* TASK REQUIREMENTS: Gather all lines in the data that hold the string "arrow".

--- Start ---

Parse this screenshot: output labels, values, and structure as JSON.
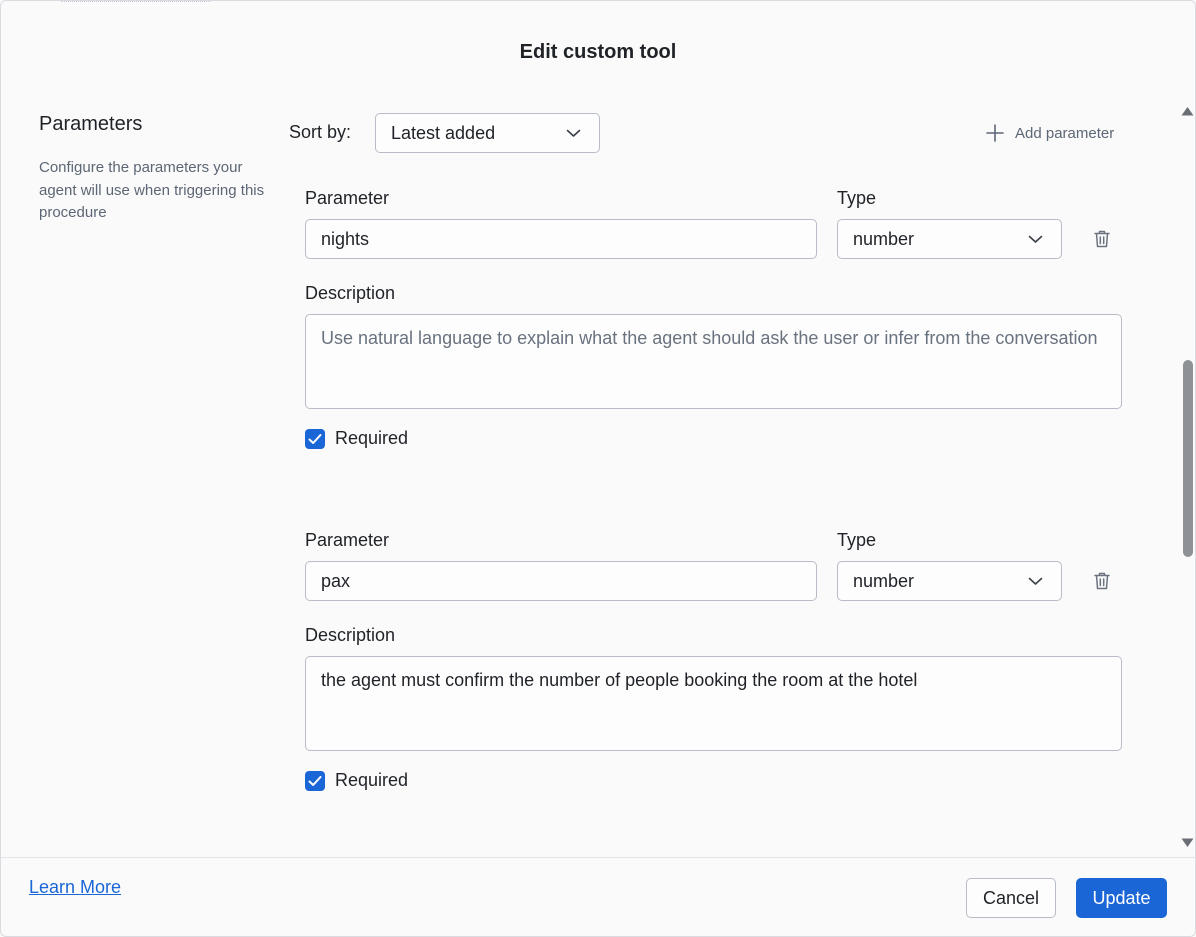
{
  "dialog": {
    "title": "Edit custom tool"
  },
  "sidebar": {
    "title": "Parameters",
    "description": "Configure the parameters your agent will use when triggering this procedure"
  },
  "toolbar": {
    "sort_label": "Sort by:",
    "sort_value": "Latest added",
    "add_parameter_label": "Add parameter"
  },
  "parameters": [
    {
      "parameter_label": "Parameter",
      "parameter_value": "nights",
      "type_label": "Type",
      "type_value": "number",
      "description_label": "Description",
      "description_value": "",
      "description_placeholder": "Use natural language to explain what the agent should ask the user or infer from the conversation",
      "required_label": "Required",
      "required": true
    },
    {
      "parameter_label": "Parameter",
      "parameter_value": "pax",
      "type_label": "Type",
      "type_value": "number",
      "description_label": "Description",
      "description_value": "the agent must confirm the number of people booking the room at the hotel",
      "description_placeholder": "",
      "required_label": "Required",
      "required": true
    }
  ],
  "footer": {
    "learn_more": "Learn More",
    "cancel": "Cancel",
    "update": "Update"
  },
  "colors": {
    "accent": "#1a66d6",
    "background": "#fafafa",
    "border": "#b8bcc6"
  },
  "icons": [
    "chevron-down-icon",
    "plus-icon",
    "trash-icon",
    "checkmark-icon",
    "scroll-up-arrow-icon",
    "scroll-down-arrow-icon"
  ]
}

--- End ---

* SOLUTION FOR THIS PROBLEM:
    "scroll-up-arrow-icon",
    "scroll-down-arrow-icon"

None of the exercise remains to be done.